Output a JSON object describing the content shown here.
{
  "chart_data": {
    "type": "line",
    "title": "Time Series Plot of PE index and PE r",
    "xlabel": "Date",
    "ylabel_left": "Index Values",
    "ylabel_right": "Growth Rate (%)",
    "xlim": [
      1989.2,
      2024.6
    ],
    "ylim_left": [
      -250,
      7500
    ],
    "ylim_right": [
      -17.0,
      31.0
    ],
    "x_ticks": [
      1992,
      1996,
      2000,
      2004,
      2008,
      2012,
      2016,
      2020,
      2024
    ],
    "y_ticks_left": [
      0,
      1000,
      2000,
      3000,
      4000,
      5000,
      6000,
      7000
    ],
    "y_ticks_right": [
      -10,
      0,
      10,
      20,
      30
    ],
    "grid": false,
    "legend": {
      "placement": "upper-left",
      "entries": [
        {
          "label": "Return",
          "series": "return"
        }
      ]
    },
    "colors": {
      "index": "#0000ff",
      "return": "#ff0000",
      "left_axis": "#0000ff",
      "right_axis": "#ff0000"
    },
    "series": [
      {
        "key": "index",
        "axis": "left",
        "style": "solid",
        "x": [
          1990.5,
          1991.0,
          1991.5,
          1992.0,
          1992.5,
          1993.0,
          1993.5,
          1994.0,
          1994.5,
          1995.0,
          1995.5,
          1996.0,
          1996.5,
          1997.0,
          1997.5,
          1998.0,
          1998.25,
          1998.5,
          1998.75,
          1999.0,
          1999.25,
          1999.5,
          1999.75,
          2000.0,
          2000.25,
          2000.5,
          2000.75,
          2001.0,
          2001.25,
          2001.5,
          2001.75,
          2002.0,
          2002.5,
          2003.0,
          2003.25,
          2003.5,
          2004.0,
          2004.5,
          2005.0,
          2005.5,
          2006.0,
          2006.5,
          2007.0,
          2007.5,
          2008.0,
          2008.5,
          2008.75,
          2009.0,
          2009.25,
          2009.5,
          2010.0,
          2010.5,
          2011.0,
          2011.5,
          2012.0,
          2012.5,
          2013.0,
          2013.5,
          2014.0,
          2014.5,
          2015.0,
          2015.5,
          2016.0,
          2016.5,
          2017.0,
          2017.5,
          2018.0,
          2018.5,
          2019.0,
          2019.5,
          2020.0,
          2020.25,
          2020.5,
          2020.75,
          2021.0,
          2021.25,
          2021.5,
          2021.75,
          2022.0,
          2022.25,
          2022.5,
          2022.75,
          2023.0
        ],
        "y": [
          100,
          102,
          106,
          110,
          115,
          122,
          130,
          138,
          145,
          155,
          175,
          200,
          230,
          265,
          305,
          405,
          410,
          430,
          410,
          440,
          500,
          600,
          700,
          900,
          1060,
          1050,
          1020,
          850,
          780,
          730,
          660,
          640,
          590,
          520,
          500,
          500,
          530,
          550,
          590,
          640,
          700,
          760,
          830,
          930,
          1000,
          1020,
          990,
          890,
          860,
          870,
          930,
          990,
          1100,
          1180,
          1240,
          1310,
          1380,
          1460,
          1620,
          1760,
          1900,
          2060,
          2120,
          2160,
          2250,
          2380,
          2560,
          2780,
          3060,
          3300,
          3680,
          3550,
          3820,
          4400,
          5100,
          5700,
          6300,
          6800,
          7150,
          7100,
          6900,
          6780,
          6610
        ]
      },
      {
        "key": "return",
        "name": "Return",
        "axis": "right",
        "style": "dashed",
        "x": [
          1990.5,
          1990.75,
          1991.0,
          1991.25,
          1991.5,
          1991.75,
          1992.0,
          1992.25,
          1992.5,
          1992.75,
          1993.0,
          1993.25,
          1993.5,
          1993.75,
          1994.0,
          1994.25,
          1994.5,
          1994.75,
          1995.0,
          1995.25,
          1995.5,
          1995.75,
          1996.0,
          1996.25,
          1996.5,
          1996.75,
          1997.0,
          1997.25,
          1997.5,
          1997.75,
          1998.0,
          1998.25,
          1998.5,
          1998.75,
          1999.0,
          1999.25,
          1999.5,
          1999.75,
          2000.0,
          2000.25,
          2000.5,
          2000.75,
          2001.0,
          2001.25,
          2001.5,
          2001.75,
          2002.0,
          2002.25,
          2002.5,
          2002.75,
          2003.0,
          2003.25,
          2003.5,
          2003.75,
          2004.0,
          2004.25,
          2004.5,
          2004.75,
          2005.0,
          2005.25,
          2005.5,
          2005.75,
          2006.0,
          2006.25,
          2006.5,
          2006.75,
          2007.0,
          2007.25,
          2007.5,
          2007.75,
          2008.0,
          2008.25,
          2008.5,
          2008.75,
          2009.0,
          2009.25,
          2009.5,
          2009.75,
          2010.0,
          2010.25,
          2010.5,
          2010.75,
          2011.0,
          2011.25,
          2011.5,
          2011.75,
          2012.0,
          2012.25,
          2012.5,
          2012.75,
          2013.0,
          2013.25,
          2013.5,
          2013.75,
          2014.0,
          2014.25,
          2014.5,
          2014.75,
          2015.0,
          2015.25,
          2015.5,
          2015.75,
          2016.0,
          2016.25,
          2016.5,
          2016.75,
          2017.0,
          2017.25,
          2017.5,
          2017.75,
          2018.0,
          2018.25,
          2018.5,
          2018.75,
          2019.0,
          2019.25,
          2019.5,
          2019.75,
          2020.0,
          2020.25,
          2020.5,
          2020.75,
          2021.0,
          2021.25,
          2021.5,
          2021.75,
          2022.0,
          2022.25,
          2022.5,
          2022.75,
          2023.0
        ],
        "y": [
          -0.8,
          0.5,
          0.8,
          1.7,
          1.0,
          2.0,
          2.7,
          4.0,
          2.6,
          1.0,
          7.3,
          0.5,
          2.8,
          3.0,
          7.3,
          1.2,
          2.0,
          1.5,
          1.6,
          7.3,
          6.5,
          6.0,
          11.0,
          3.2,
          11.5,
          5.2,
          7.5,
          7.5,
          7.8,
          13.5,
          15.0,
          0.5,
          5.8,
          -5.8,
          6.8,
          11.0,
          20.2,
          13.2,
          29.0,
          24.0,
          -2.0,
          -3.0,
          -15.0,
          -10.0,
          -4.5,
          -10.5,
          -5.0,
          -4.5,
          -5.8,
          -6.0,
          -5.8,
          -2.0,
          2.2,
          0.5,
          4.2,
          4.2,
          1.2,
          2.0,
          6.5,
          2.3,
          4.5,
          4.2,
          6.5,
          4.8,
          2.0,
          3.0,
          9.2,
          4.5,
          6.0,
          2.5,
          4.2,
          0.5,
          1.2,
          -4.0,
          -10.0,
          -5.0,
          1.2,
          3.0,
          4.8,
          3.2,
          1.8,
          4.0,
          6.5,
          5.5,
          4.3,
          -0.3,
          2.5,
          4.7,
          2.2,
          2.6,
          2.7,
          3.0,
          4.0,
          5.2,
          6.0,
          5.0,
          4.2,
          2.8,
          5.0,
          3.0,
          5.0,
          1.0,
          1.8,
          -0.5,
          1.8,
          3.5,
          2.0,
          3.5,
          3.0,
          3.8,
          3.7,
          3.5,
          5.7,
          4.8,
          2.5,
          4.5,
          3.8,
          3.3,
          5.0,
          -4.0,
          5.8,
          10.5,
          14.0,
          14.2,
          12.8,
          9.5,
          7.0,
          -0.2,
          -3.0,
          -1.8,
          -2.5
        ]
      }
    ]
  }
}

---

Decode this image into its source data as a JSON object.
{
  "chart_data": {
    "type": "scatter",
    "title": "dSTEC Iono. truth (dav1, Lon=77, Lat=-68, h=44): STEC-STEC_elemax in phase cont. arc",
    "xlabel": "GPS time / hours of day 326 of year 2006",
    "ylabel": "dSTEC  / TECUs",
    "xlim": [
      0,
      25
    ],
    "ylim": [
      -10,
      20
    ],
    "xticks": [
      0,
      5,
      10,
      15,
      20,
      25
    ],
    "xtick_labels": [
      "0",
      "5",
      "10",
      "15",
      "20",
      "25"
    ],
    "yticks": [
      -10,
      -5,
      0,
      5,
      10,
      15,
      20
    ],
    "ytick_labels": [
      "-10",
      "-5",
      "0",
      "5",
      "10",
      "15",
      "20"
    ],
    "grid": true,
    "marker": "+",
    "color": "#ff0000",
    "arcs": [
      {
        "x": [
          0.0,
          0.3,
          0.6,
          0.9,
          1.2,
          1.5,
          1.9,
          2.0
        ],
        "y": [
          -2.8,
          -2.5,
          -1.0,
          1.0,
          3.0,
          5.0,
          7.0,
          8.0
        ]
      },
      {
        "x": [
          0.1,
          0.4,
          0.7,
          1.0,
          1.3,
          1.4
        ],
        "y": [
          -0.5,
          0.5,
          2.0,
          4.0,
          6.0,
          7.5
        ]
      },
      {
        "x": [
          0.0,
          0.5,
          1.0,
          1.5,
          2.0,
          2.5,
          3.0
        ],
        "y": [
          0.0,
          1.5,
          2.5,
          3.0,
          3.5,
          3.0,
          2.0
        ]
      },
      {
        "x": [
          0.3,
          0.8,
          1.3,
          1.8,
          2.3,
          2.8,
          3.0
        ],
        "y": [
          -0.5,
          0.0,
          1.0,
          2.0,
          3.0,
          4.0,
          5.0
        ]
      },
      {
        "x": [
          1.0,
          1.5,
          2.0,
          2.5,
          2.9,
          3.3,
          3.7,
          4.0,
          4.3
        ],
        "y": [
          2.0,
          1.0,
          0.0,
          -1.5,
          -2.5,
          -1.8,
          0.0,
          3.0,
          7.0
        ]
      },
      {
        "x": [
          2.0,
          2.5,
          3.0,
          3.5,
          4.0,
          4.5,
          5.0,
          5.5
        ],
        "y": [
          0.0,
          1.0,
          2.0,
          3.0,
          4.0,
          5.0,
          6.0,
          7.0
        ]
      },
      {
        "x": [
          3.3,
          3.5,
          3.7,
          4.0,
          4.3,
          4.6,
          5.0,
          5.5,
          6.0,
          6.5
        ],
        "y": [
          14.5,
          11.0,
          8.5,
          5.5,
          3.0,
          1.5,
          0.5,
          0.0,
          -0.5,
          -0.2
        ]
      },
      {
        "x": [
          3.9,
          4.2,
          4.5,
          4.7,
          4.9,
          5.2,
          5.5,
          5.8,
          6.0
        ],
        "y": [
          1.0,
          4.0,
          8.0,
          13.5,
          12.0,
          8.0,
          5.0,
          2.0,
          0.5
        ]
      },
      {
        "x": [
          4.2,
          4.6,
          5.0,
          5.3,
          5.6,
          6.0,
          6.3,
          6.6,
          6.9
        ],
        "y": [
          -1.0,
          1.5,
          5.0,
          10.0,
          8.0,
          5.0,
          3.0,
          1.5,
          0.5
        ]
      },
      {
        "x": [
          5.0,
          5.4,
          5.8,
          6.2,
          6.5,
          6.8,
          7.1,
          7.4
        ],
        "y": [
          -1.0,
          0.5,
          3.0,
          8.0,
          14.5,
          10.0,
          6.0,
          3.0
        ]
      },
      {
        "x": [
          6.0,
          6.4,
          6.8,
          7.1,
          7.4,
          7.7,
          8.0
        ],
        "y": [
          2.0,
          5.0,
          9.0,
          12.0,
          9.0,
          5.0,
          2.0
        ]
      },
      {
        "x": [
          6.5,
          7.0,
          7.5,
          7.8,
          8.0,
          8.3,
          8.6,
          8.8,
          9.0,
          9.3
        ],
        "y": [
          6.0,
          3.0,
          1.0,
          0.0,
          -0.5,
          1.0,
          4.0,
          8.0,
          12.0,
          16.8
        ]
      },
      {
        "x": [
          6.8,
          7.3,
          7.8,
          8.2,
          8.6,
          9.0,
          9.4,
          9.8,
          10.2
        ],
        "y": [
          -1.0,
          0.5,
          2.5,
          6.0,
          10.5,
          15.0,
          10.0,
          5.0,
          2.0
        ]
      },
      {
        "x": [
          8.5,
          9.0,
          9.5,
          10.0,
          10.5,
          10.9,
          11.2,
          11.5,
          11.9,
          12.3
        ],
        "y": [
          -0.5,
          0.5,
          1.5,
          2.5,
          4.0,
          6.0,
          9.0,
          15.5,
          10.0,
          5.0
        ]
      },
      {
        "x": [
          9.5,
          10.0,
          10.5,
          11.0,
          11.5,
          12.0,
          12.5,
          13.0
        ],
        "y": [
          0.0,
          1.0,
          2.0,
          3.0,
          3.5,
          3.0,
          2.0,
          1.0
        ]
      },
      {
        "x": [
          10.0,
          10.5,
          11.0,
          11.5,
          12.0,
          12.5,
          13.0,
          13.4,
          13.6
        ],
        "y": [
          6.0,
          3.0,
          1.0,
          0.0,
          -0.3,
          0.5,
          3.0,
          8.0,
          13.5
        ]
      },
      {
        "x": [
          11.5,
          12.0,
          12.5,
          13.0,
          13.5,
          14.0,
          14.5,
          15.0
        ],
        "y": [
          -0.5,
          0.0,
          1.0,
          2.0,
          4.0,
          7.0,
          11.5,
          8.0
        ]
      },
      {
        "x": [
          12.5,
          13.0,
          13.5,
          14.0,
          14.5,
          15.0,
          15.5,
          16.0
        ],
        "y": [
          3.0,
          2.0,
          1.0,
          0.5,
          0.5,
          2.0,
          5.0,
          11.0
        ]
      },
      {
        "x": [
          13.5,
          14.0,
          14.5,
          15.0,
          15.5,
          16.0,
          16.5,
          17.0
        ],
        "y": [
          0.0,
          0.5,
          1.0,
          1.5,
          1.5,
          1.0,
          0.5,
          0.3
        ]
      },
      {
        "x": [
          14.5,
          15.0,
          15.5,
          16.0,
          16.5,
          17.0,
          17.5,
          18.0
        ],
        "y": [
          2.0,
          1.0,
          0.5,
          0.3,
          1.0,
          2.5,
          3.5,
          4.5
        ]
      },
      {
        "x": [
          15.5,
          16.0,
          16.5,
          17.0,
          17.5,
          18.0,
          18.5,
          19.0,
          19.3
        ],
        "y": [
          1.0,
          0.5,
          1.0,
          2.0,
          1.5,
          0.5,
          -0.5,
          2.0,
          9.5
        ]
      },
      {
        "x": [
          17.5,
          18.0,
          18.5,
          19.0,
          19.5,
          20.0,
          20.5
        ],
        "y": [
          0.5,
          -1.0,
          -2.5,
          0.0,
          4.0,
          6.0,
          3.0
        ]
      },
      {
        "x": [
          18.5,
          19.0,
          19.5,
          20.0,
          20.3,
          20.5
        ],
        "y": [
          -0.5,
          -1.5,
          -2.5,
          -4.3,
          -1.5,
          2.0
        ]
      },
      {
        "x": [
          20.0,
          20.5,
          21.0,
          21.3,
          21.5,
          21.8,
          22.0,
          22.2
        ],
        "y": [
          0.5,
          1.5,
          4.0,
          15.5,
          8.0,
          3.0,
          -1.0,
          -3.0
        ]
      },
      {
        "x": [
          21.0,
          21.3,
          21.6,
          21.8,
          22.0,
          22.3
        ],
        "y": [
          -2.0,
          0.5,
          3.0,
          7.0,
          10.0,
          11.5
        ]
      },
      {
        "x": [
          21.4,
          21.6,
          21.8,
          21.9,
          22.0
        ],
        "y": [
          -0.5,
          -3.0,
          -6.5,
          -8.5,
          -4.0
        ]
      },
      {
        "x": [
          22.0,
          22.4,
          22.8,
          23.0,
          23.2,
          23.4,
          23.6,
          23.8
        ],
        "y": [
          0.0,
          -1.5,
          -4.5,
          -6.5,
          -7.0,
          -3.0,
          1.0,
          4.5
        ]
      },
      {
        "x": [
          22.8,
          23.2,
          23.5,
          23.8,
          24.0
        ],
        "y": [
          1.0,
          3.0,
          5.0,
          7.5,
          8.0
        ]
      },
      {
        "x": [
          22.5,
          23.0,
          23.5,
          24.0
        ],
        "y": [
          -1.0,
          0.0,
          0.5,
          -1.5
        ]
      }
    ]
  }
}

---

Only the number is wanted: how many lines of the material contain the word "xlabel"?

2